Figure dataset records:
>>

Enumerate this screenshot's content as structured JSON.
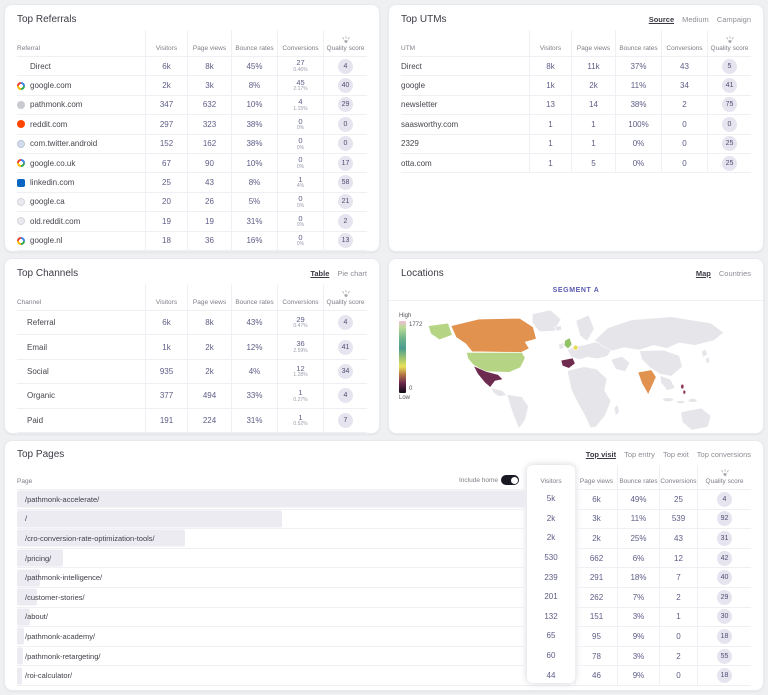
{
  "colors": {
    "accent_value": "#5d5d87",
    "badge_bg": "#e6e4ef"
  },
  "referrals": {
    "title": "Top Referrals",
    "columns": [
      "Referral",
      "Visitors",
      "Page views",
      "Bounce rates",
      "Conversions",
      "Quality score"
    ],
    "rows": [
      {
        "icon": "none",
        "label": "Direct",
        "visitors": "6k",
        "pageViews": "8k",
        "bounce": "45%",
        "conv": "27",
        "convPct": "0.46%",
        "score": "4"
      },
      {
        "icon": "google",
        "label": "google.com",
        "visitors": "2k",
        "pageViews": "3k",
        "bounce": "8%",
        "conv": "45",
        "convPct": "2.17%",
        "score": "40"
      },
      {
        "icon": "pathmonk",
        "label": "pathmonk.com",
        "visitors": "347",
        "pageViews": "632",
        "bounce": "10%",
        "conv": "4",
        "convPct": "1.15%",
        "score": "29"
      },
      {
        "icon": "reddit",
        "label": "reddit.com",
        "visitors": "297",
        "pageViews": "323",
        "bounce": "38%",
        "conv": "0",
        "convPct": "0%",
        "score": "0"
      },
      {
        "icon": "twitter",
        "label": "com.twitter.android",
        "visitors": "152",
        "pageViews": "162",
        "bounce": "38%",
        "conv": "0",
        "convPct": "0%",
        "score": "0"
      },
      {
        "icon": "google",
        "label": "google.co.uk",
        "visitors": "67",
        "pageViews": "90",
        "bounce": "10%",
        "conv": "0",
        "convPct": "0%",
        "score": "17"
      },
      {
        "icon": "linkedin",
        "label": "linkedin.com",
        "visitors": "25",
        "pageViews": "43",
        "bounce": "8%",
        "conv": "1",
        "convPct": "4%",
        "score": "58"
      },
      {
        "icon": "globe",
        "label": "google.ca",
        "visitors": "20",
        "pageViews": "26",
        "bounce": "5%",
        "conv": "0",
        "convPct": "0%",
        "score": "21"
      },
      {
        "icon": "globe",
        "label": "old.reddit.com",
        "visitors": "19",
        "pageViews": "19",
        "bounce": "31%",
        "conv": "0",
        "convPct": "0%",
        "score": "2"
      },
      {
        "icon": "google",
        "label": "google.nl",
        "visitors": "18",
        "pageViews": "36",
        "bounce": "16%",
        "conv": "0",
        "convPct": "0%",
        "score": "13"
      }
    ]
  },
  "utms": {
    "title": "Top UTMs",
    "tabs": [
      {
        "label": "Source",
        "active": true
      },
      {
        "label": "Medium",
        "active": false
      },
      {
        "label": "Campaign",
        "active": false
      }
    ],
    "columns": [
      "UTM",
      "Visitors",
      "Page views",
      "Bounce rates",
      "Conversions",
      "Quality score"
    ],
    "rows": [
      {
        "label": "Direct",
        "visitors": "8k",
        "pageViews": "11k",
        "bounce": "37%",
        "conv": "43",
        "score": "5"
      },
      {
        "label": "google",
        "visitors": "1k",
        "pageViews": "2k",
        "bounce": "11%",
        "conv": "34",
        "score": "41"
      },
      {
        "label": "newsletter",
        "visitors": "13",
        "pageViews": "14",
        "bounce": "38%",
        "conv": "2",
        "score": "75"
      },
      {
        "label": "saasworthy.com",
        "visitors": "1",
        "pageViews": "1",
        "bounce": "100%",
        "conv": "0",
        "score": "0"
      },
      {
        "label": "2329",
        "visitors": "1",
        "pageViews": "1",
        "bounce": "0%",
        "conv": "0",
        "score": "25"
      },
      {
        "label": "otta.com",
        "visitors": "1",
        "pageViews": "5",
        "bounce": "0%",
        "conv": "0",
        "score": "25"
      }
    ]
  },
  "channels": {
    "title": "Top Channels",
    "tabs": [
      {
        "label": "Table",
        "active": true
      },
      {
        "label": "Pie chart",
        "active": false
      }
    ],
    "columns": [
      "Channel",
      "Visitors",
      "Page views",
      "Bounce rates",
      "Conversions",
      "Quality score"
    ],
    "rows": [
      {
        "label": "Referral",
        "visitors": "6k",
        "pageViews": "8k",
        "bounce": "43%",
        "conv": "29",
        "convPct": "0.47%",
        "score": "4"
      },
      {
        "label": "Email",
        "visitors": "1k",
        "pageViews": "2k",
        "bounce": "12%",
        "conv": "36",
        "convPct": "2.59%",
        "score": "41"
      },
      {
        "label": "Social",
        "visitors": "935",
        "pageViews": "2k",
        "bounce": "4%",
        "conv": "12",
        "convPct": "1.28%",
        "score": "34"
      },
      {
        "label": "Organic",
        "visitors": "377",
        "pageViews": "494",
        "bounce": "33%",
        "conv": "1",
        "convPct": "0.27%",
        "score": "4"
      },
      {
        "label": "Paid",
        "visitors": "191",
        "pageViews": "224",
        "bounce": "31%",
        "conv": "1",
        "convPct": "0.52%",
        "score": "7"
      }
    ]
  },
  "locations": {
    "title": "Locations",
    "tabs": [
      {
        "label": "Map",
        "active": true
      },
      {
        "label": "Countries",
        "active": false
      }
    ],
    "segment_label": "SEGMENT A",
    "legend": {
      "high": "High",
      "low": "Low",
      "max": "1772",
      "min": "0"
    },
    "countries": [
      {
        "name": "Canada",
        "color": "#e2924f"
      },
      {
        "name": "United States",
        "color": "#b5d584"
      },
      {
        "name": "Mexico",
        "color": "#6e2b50"
      },
      {
        "name": "United Kingdom",
        "color": "#93c166"
      },
      {
        "name": "Netherlands",
        "color": "#e8da52"
      },
      {
        "name": "Spain",
        "color": "#702c4f"
      },
      {
        "name": "India",
        "color": "#e2924f"
      },
      {
        "name": "Philippines",
        "color": "#8e3750"
      }
    ]
  },
  "pages": {
    "title": "Top Pages",
    "tabs": [
      {
        "label": "Top visit",
        "active": true
      },
      {
        "label": "Top entry",
        "active": false
      },
      {
        "label": "Top exit",
        "active": false
      },
      {
        "label": "Top conversions",
        "active": false
      }
    ],
    "page_column": "Page",
    "include_home": {
      "label": "Include home",
      "on": true
    },
    "columns": [
      "Visitors",
      "Page views",
      "Bounce rates",
      "Conversions",
      "Quality score"
    ],
    "rows": [
      {
        "label": "/pathmonk-accelerate/",
        "bar": 100,
        "visitors": "5k",
        "pageViews": "6k",
        "bounce": "49%",
        "conv": "25",
        "score": "4"
      },
      {
        "label": "/",
        "bar": 52,
        "visitors": "2k",
        "pageViews": "3k",
        "bounce": "11%",
        "conv": "539",
        "score": "92"
      },
      {
        "label": "/cro-conversion-rate-optimization-tools/",
        "bar": 33,
        "visitors": "2k",
        "pageViews": "2k",
        "bounce": "25%",
        "conv": "43",
        "score": "31"
      },
      {
        "label": "/pricing/",
        "bar": 9,
        "visitors": "530",
        "pageViews": "662",
        "bounce": "6%",
        "conv": "12",
        "score": "42"
      },
      {
        "label": "/pathmonk-intelligence/",
        "bar": 4.6,
        "visitors": "239",
        "pageViews": "291",
        "bounce": "18%",
        "conv": "7",
        "score": "40"
      },
      {
        "label": "/customer-stories/",
        "bar": 3.9,
        "visitors": "201",
        "pageViews": "262",
        "bounce": "7%",
        "conv": "2",
        "score": "29"
      },
      {
        "label": "/about/",
        "bar": 2.6,
        "visitors": "132",
        "pageViews": "151",
        "bounce": "3%",
        "conv": "1",
        "score": "30"
      },
      {
        "label": "/pathmonk-academy/",
        "bar": 1.3,
        "visitors": "65",
        "pageViews": "95",
        "bounce": "9%",
        "conv": "0",
        "score": "18"
      },
      {
        "label": "/pathmonk-retargeting/",
        "bar": 1.2,
        "visitors": "60",
        "pageViews": "78",
        "bounce": "3%",
        "conv": "2",
        "score": "55"
      },
      {
        "label": "/roi-calculator/",
        "bar": 0.9,
        "visitors": "44",
        "pageViews": "46",
        "bounce": "9%",
        "conv": "0",
        "score": "18"
      }
    ]
  }
}
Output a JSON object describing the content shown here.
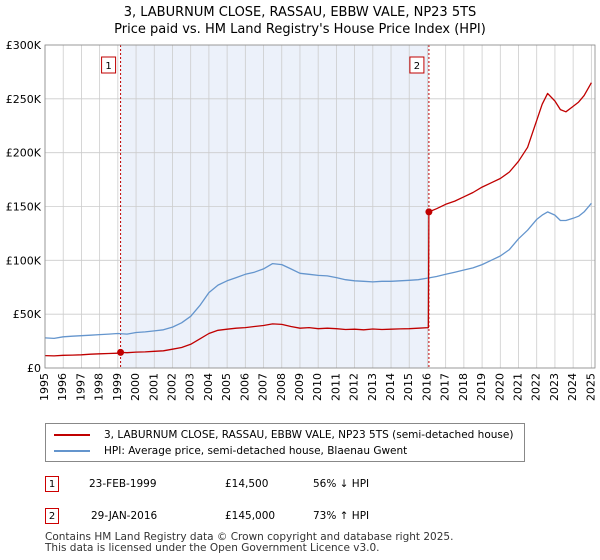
{
  "header": {
    "title_line1": "3, LABURNUM CLOSE, RASSAU, EBBW VALE, NP23 5TS",
    "title_line2": "Price paid vs. HM Land Registry's House Price Index (HPI)"
  },
  "legend": {
    "property_label": "3, LABURNUM CLOSE, RASSAU, EBBW VALE, NP23 5TS (semi-detached house)",
    "hpi_label": "HPI: Average price, semi-detached house, Blaenau Gwent"
  },
  "transactions": [
    {
      "badge": "1",
      "date": "23-FEB-1999",
      "price": "£14,500",
      "hpi_change": "56% ↓ HPI"
    },
    {
      "badge": "2",
      "date": "29-JAN-2016",
      "price": "£145,000",
      "hpi_change": "73% ↑ HPI"
    }
  ],
  "footer": {
    "line1": "Contains HM Land Registry data © Crown copyright and database right 2025.",
    "line2": "This data is licensed under the Open Government Licence v3.0."
  },
  "colors": {
    "property": "#c00000",
    "hpi": "#6495cd",
    "shade": "#dde6f5",
    "grid": "#cccccc"
  },
  "chart_data": {
    "type": "line",
    "title": "3, LABURNUM CLOSE, RASSAU, EBBW VALE, NP23 5TS",
    "subtitle": "Price paid vs. HM Land Registry's House Price Index (HPI)",
    "xlabel": "",
    "ylabel": "",
    "xlim": [
      1995,
      2025.2
    ],
    "ylim": [
      0,
      300000
    ],
    "x_ticks": [
      1995,
      1996,
      1997,
      1998,
      1999,
      2000,
      2001,
      2002,
      2003,
      2004,
      2005,
      2006,
      2007,
      2008,
      2009,
      2010,
      2011,
      2012,
      2013,
      2014,
      2015,
      2016,
      2017,
      2018,
      2019,
      2020,
      2021,
      2022,
      2023,
      2024,
      2025
    ],
    "y_ticks": [
      0,
      50000,
      100000,
      150000,
      200000,
      250000,
      300000
    ],
    "y_tick_labels": [
      "£0",
      "£50K",
      "£100K",
      "£150K",
      "£200K",
      "£250K",
      "£300K"
    ],
    "grid": true,
    "shaded_ranges": [
      [
        1999.15,
        2016.08
      ]
    ],
    "sale_markers": [
      {
        "label": "1",
        "x": 1999.15,
        "y": 14500
      },
      {
        "label": "2",
        "x": 2016.08,
        "y": 145000
      }
    ],
    "series": [
      {
        "name": "3, LABURNUM CLOSE, RASSAU, EBBW VALE, NP23 5TS (semi-detached house)",
        "x": [
          1995,
          1995.5,
          1996,
          1996.5,
          1997,
          1997.5,
          1998,
          1998.5,
          1999,
          1999.15,
          1999.5,
          2000,
          2000.5,
          2001,
          2001.5,
          2002,
          2002.5,
          2003,
          2003.5,
          2004,
          2004.5,
          2005,
          2005.5,
          2006,
          2006.5,
          2007,
          2007.5,
          2008,
          2008.5,
          2009,
          2009.5,
          2010,
          2010.5,
          2011,
          2011.5,
          2012,
          2012.5,
          2013,
          2013.5,
          2014,
          2014.5,
          2015,
          2015.5,
          2016.05,
          2016.08,
          2016.5,
          2017,
          2017.5,
          2018,
          2018.5,
          2019,
          2019.5,
          2020,
          2020.5,
          2021,
          2021.5,
          2022,
          2022.3,
          2022.6,
          2023,
          2023.3,
          2023.6,
          2024,
          2024.3,
          2024.6,
          2025
        ],
        "values": [
          11500,
          11200,
          11800,
          12000,
          12300,
          12800,
          13200,
          13500,
          13700,
          14500,
          14200,
          14800,
          15000,
          15500,
          16000,
          17500,
          19000,
          22000,
          27000,
          32000,
          35000,
          36000,
          37000,
          37500,
          38500,
          39500,
          41000,
          40500,
          38500,
          37000,
          37500,
          36500,
          37000,
          36500,
          35800,
          36000,
          35500,
          36200,
          35800,
          36000,
          36300,
          36500,
          37000,
          37500,
          145000,
          148000,
          152000,
          155000,
          159000,
          163000,
          168000,
          172000,
          176000,
          182000,
          192000,
          205000,
          230000,
          245000,
          255000,
          248000,
          240000,
          238000,
          243000,
          247000,
          253000,
          265000
        ]
      },
      {
        "name": "HPI: Average price, semi-detached house, Blaenau Gwent",
        "x": [
          1995,
          1995.5,
          1996,
          1996.5,
          1997,
          1997.5,
          1998,
          1998.5,
          1999,
          1999.5,
          2000,
          2000.5,
          2001,
          2001.5,
          2002,
          2002.5,
          2003,
          2003.5,
          2004,
          2004.5,
          2005,
          2005.5,
          2006,
          2006.5,
          2007,
          2007.5,
          2008,
          2008.5,
          2009,
          2009.5,
          2010,
          2010.5,
          2011,
          2011.5,
          2012,
          2012.5,
          2013,
          2013.5,
          2014,
          2014.5,
          2015,
          2015.5,
          2016,
          2016.5,
          2017,
          2017.5,
          2018,
          2018.5,
          2019,
          2019.5,
          2020,
          2020.5,
          2021,
          2021.5,
          2022,
          2022.3,
          2022.6,
          2023,
          2023.3,
          2023.6,
          2024,
          2024.3,
          2024.6,
          2025
        ],
        "values": [
          28000,
          27500,
          29000,
          29500,
          30000,
          30500,
          31000,
          31500,
          32000,
          31500,
          33000,
          33500,
          34500,
          35500,
          38000,
          42000,
          48000,
          58000,
          70000,
          77000,
          81000,
          84000,
          87000,
          89000,
          92000,
          97000,
          96000,
          92000,
          88000,
          87000,
          86000,
          85500,
          84000,
          82000,
          81000,
          80500,
          80000,
          80500,
          80500,
          81000,
          81500,
          82000,
          83500,
          85000,
          87000,
          89000,
          91000,
          93000,
          96000,
          100000,
          104000,
          110000,
          120000,
          128000,
          138000,
          142000,
          145000,
          142000,
          137000,
          137000,
          139000,
          141000,
          145000,
          153000
        ]
      }
    ]
  }
}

<<

- _WHAT THIS TASK INVOLVES_
Search the listing for the word "Registry" and return each line that holds it.

- _RESULT OF THIS TASK_
    "title_line2": "Price paid vs. HM Land Registry's House Price Index (HPI)"
    "line1": "Contains HM Land Registry data © Crown copyright and database right 2025.",
    "subtitle": "Price paid vs. HM Land Registry's House Price Index (HPI)",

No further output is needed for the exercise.